* BEGIN *
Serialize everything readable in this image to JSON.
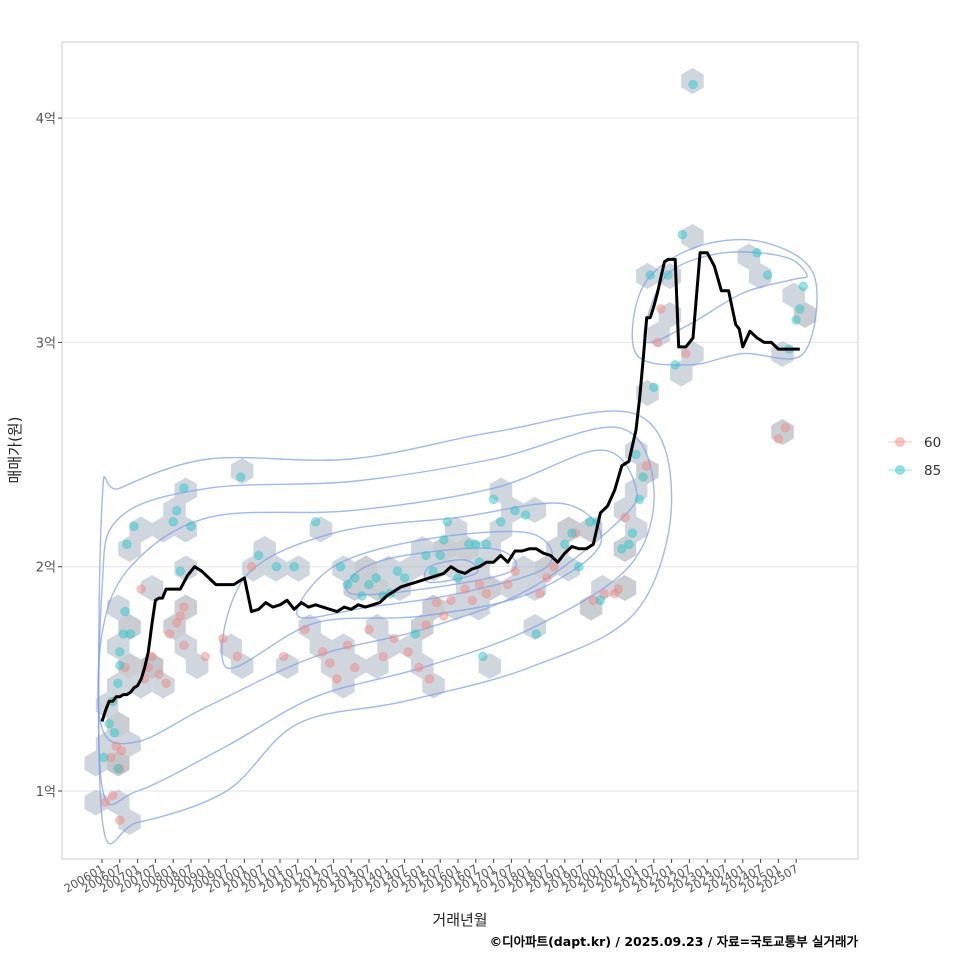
{
  "chart_data": {
    "type": "scatter",
    "title": "",
    "xlabel": "거래년월",
    "ylabel": "매매가(원)",
    "caption": "©디아파트(dapt.kr) / 2025.09.23 / 자료=국토교통부 실거래가",
    "y_unit": "억",
    "ylim": [
      0.7,
      4.33
    ],
    "y_ticks": [
      {
        "v": 1,
        "label": "1억"
      },
      {
        "v": 2,
        "label": "2억"
      },
      {
        "v": 3,
        "label": "3억"
      },
      {
        "v": 4,
        "label": "4억"
      }
    ],
    "x_ticks": [
      "200601",
      "200607",
      "200701",
      "200707",
      "200801",
      "200807",
      "200901",
      "200907",
      "201001",
      "201007",
      "201101",
      "201107",
      "201201",
      "201207",
      "201301",
      "201307",
      "201401",
      "201407",
      "201501",
      "201507",
      "201601",
      "201607",
      "201701",
      "201707",
      "201801",
      "201807",
      "201901",
      "201907",
      "202001",
      "202007",
      "202101",
      "202107",
      "202201",
      "202207",
      "202301",
      "202307",
      "202401",
      "202407",
      "202501",
      "202507"
    ],
    "grid": true,
    "legend": {
      "position": "right",
      "entries": [
        {
          "name": "60",
          "color": "#f08a86"
        },
        {
          "name": "85",
          "color": "#2ec6c9"
        }
      ]
    },
    "colors": {
      "s60": "#f08a86",
      "s85": "#2ec6c9",
      "line": "#000000",
      "contour": "#7b9be8",
      "hex": "#9fa5ab",
      "panel_border": "#cccccc",
      "grid": "#e6e6e6"
    },
    "trend_line": {
      "name": "median",
      "x": [
        2006.0,
        2006.1,
        2006.2,
        2006.3,
        2006.4,
        2006.5,
        2006.6,
        2006.7,
        2006.8,
        2006.9,
        2007.0,
        2007.1,
        2007.2,
        2007.3,
        2007.4,
        2007.5,
        2007.6,
        2007.7,
        2007.8,
        2007.9,
        2008.0,
        2008.2,
        2008.4,
        2008.6,
        2008.8,
        2009.0,
        2009.2,
        2009.4,
        2009.6,
        2009.7,
        2009.8,
        2010.0,
        2010.2,
        2010.4,
        2010.6,
        2010.8,
        2011.0,
        2011.2,
        2011.4,
        2011.6,
        2011.8,
        2012.0,
        2012.2,
        2012.4,
        2012.6,
        2012.8,
        2013.0,
        2013.2,
        2013.4,
        2013.6,
        2013.8,
        2014.0,
        2014.2,
        2014.4,
        2014.6,
        2014.8,
        2015.0,
        2015.2,
        2015.4,
        2015.6,
        2015.8,
        2016.0,
        2016.2,
        2016.4,
        2016.6,
        2016.8,
        2017.0,
        2017.2,
        2017.4,
        2017.6,
        2017.8,
        2018.0,
        2018.2,
        2018.4,
        2018.6,
        2018.8,
        2019.0,
        2019.2,
        2019.4,
        2019.6,
        2019.8,
        2020.0,
        2020.2,
        2020.4,
        2020.6,
        2020.8,
        2021.0,
        2021.1,
        2021.2,
        2021.3,
        2021.4,
        2021.5,
        2021.6,
        2021.7,
        2021.8,
        2021.9,
        2022.0,
        2022.1,
        2022.2,
        2022.3,
        2022.4,
        2022.6,
        2022.8,
        2022.9,
        2023.0,
        2023.2,
        2023.4,
        2023.6,
        2023.8,
        2023.9,
        2024.0,
        2024.2,
        2024.4,
        2024.6,
        2024.8,
        2025.0,
        2025.2,
        2025.4,
        2025.6
      ],
      "y": [
        1.31,
        1.36,
        1.4,
        1.4,
        1.42,
        1.42,
        1.43,
        1.43,
        1.44,
        1.46,
        1.47,
        1.5,
        1.55,
        1.62,
        1.74,
        1.85,
        1.86,
        1.86,
        1.9,
        1.9,
        1.9,
        1.9,
        1.96,
        2.0,
        1.98,
        1.95,
        1.92,
        1.92,
        1.92,
        1.92,
        1.93,
        1.95,
        1.8,
        1.81,
        1.84,
        1.82,
        1.83,
        1.85,
        1.81,
        1.84,
        1.82,
        1.83,
        1.82,
        1.81,
        1.8,
        1.82,
        1.81,
        1.83,
        1.82,
        1.83,
        1.84,
        1.87,
        1.89,
        1.91,
        1.92,
        1.93,
        1.94,
        1.95,
        1.96,
        1.97,
        2.0,
        1.98,
        1.97,
        1.99,
        2.0,
        2.02,
        2.02,
        2.05,
        2.02,
        2.07,
        2.07,
        2.08,
        2.08,
        2.06,
        2.05,
        2.02,
        2.06,
        2.09,
        2.08,
        2.08,
        2.1,
        2.24,
        2.27,
        2.34,
        2.45,
        2.47,
        2.61,
        2.75,
        2.92,
        3.11,
        3.11,
        3.16,
        3.22,
        3.29,
        3.36,
        3.37,
        3.37,
        3.37,
        2.98,
        2.98,
        2.98,
        3.02,
        3.4,
        3.4,
        3.4,
        3.34,
        3.23,
        3.23,
        3.08,
        3.06,
        2.98,
        3.05,
        3.02,
        3.0,
        3.0,
        2.97,
        2.97,
        2.97,
        2.97
      ]
    },
    "series": [
      {
        "name": "60",
        "points": [
          [
            2006.1,
            0.95
          ],
          [
            2006.25,
            1.15
          ],
          [
            2006.4,
            1.2
          ],
          [
            2006.5,
            1.1
          ],
          [
            2006.55,
            1.18
          ],
          [
            2006.65,
            1.55
          ],
          [
            2006.3,
            0.98
          ],
          [
            2006.5,
            0.87
          ],
          [
            2007.1,
            1.9
          ],
          [
            2007.2,
            1.5
          ],
          [
            2007.3,
            1.55
          ],
          [
            2007.4,
            1.6
          ],
          [
            2007.6,
            1.52
          ],
          [
            2007.8,
            1.48
          ],
          [
            2007.9,
            1.7
          ],
          [
            2008.1,
            1.75
          ],
          [
            2008.2,
            1.78
          ],
          [
            2008.3,
            1.82
          ],
          [
            2008.3,
            1.65
          ],
          [
            2008.9,
            1.6
          ],
          [
            2009.4,
            1.68
          ],
          [
            2009.8,
            1.6
          ],
          [
            2010.2,
            2.0
          ],
          [
            2011.1,
            1.6
          ],
          [
            2011.7,
            1.72
          ],
          [
            2012.2,
            1.62
          ],
          [
            2012.4,
            1.57
          ],
          [
            2012.6,
            1.5
          ],
          [
            2012.9,
            1.65
          ],
          [
            2013.1,
            1.55
          ],
          [
            2013.5,
            1.72
          ],
          [
            2013.9,
            1.6
          ],
          [
            2014.2,
            1.68
          ],
          [
            2014.6,
            1.62
          ],
          [
            2014.9,
            1.55
          ],
          [
            2015.1,
            1.74
          ],
          [
            2015.2,
            1.5
          ],
          [
            2015.4,
            1.84
          ],
          [
            2015.6,
            1.78
          ],
          [
            2015.8,
            1.85
          ],
          [
            2016.2,
            1.9
          ],
          [
            2016.4,
            1.85
          ],
          [
            2016.6,
            1.92
          ],
          [
            2016.8,
            1.88
          ],
          [
            2017.4,
            1.92
          ],
          [
            2017.6,
            1.98
          ],
          [
            2018.3,
            1.88
          ],
          [
            2018.5,
            1.95
          ],
          [
            2018.7,
            2.0
          ],
          [
            2019.3,
            2.15
          ],
          [
            2019.8,
            1.85
          ],
          [
            2020.1,
            1.88
          ],
          [
            2020.4,
            1.88
          ],
          [
            2020.5,
            1.9
          ],
          [
            2020.7,
            2.22
          ],
          [
            2021.3,
            2.45
          ],
          [
            2021.6,
            3.0
          ],
          [
            2021.7,
            3.15
          ],
          [
            2022.4,
            2.95
          ],
          [
            2025.0,
            2.57
          ],
          [
            2025.2,
            2.62
          ]
        ]
      },
      {
        "name": "85",
        "points": [
          [
            2006.05,
            1.15
          ],
          [
            2006.2,
            1.3
          ],
          [
            2006.3,
            1.4
          ],
          [
            2006.35,
            1.26
          ],
          [
            2006.45,
            1.48
          ],
          [
            2006.5,
            1.56
          ],
          [
            2006.6,
            1.7
          ],
          [
            2006.65,
            1.8
          ],
          [
            2006.7,
            2.1
          ],
          [
            2006.8,
            1.7
          ],
          [
            2006.9,
            2.18
          ],
          [
            2006.45,
            1.1
          ],
          [
            2006.5,
            1.62
          ],
          [
            2008.0,
            2.2
          ],
          [
            2008.1,
            2.25
          ],
          [
            2008.3,
            2.35
          ],
          [
            2008.5,
            2.18
          ],
          [
            2008.2,
            1.98
          ],
          [
            2009.9,
            2.4
          ],
          [
            2010.4,
            2.05
          ],
          [
            2010.9,
            2.0
          ],
          [
            2011.4,
            2.0
          ],
          [
            2012.0,
            2.2
          ],
          [
            2012.7,
            2.0
          ],
          [
            2012.9,
            1.92
          ],
          [
            2013.1,
            1.95
          ],
          [
            2013.3,
            1.87
          ],
          [
            2013.5,
            1.92
          ],
          [
            2013.7,
            1.95
          ],
          [
            2013.9,
            1.87
          ],
          [
            2014.1,
            1.88
          ],
          [
            2014.3,
            1.98
          ],
          [
            2014.5,
            1.95
          ],
          [
            2014.8,
            1.7
          ],
          [
            2015.1,
            2.05
          ],
          [
            2015.3,
            1.98
          ],
          [
            2015.5,
            2.05
          ],
          [
            2015.6,
            2.12
          ],
          [
            2015.7,
            2.2
          ],
          [
            2016.0,
            1.95
          ],
          [
            2016.3,
            2.1
          ],
          [
            2016.5,
            2.1
          ],
          [
            2016.6,
            2.02
          ],
          [
            2016.8,
            2.1
          ],
          [
            2016.7,
            1.6
          ],
          [
            2017.0,
            2.3
          ],
          [
            2017.2,
            2.2
          ],
          [
            2017.6,
            2.25
          ],
          [
            2017.9,
            2.23
          ],
          [
            2018.2,
            1.7
          ],
          [
            2019.0,
            2.1
          ],
          [
            2019.2,
            2.15
          ],
          [
            2019.4,
            2.0
          ],
          [
            2019.7,
            2.2
          ],
          [
            2019.9,
            2.2
          ],
          [
            2020.0,
            1.85
          ],
          [
            2020.6,
            2.08
          ],
          [
            2020.8,
            2.1
          ],
          [
            2020.9,
            2.15
          ],
          [
            2021.0,
            2.5
          ],
          [
            2021.1,
            2.3
          ],
          [
            2021.2,
            2.4
          ],
          [
            2021.4,
            3.3
          ],
          [
            2021.5,
            2.8
          ],
          [
            2021.9,
            3.3
          ],
          [
            2022.1,
            2.9
          ],
          [
            2022.3,
            3.48
          ],
          [
            2022.6,
            4.15
          ],
          [
            2024.4,
            3.4
          ],
          [
            2024.7,
            3.3
          ],
          [
            2025.5,
            3.1
          ],
          [
            2025.6,
            3.15
          ],
          [
            2025.7,
            3.25
          ],
          [
            2025.3,
            2.97
          ]
        ]
      }
    ]
  }
}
* END *
Determine the number of lines in the data that contain "name" as a word or string, and state only that number.

- _RESPONSE BELOW_
5